#### [Data shown]
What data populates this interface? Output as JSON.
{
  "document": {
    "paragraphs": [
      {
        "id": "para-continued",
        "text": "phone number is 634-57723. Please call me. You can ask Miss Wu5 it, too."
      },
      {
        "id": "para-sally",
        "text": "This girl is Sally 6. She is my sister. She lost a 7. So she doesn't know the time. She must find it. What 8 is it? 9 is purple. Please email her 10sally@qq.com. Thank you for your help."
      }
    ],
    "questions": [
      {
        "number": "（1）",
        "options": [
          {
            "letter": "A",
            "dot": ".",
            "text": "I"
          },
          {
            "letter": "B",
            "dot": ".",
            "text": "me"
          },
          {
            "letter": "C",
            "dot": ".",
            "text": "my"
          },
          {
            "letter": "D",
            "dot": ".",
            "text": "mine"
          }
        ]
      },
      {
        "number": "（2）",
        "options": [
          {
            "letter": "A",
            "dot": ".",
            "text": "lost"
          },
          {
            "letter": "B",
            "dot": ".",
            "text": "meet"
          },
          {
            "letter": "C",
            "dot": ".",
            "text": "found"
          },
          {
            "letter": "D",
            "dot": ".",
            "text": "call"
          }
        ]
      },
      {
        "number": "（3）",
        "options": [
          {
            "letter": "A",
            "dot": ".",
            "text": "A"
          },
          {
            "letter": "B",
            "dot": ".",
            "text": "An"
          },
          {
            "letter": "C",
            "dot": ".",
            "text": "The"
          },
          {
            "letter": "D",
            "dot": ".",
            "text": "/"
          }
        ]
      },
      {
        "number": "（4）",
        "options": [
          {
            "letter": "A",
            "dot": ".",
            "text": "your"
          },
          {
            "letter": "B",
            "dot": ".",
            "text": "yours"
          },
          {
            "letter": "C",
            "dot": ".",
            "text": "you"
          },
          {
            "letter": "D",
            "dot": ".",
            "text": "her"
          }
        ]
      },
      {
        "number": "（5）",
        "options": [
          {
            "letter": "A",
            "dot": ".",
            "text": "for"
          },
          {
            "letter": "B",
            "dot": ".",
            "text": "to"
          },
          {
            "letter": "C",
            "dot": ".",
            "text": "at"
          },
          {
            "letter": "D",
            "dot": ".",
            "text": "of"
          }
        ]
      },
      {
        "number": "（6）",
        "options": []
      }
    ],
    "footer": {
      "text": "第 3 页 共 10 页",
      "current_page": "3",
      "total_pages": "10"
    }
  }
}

---

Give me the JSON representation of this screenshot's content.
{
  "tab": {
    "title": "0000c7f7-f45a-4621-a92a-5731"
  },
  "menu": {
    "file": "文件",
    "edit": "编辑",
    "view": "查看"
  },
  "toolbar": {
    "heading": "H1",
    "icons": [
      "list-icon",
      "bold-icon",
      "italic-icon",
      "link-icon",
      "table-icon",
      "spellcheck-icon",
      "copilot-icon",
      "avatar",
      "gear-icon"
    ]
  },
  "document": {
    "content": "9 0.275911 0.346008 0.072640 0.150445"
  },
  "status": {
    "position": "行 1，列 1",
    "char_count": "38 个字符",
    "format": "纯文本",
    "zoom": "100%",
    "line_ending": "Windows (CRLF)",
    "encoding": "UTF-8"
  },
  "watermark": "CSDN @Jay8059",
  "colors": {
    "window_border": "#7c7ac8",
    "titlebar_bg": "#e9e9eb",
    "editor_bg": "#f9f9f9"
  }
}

#### [Challenge]
State the number of lines in the records that include "lost", and write nothing else.

#### [Solution to the exercise]
2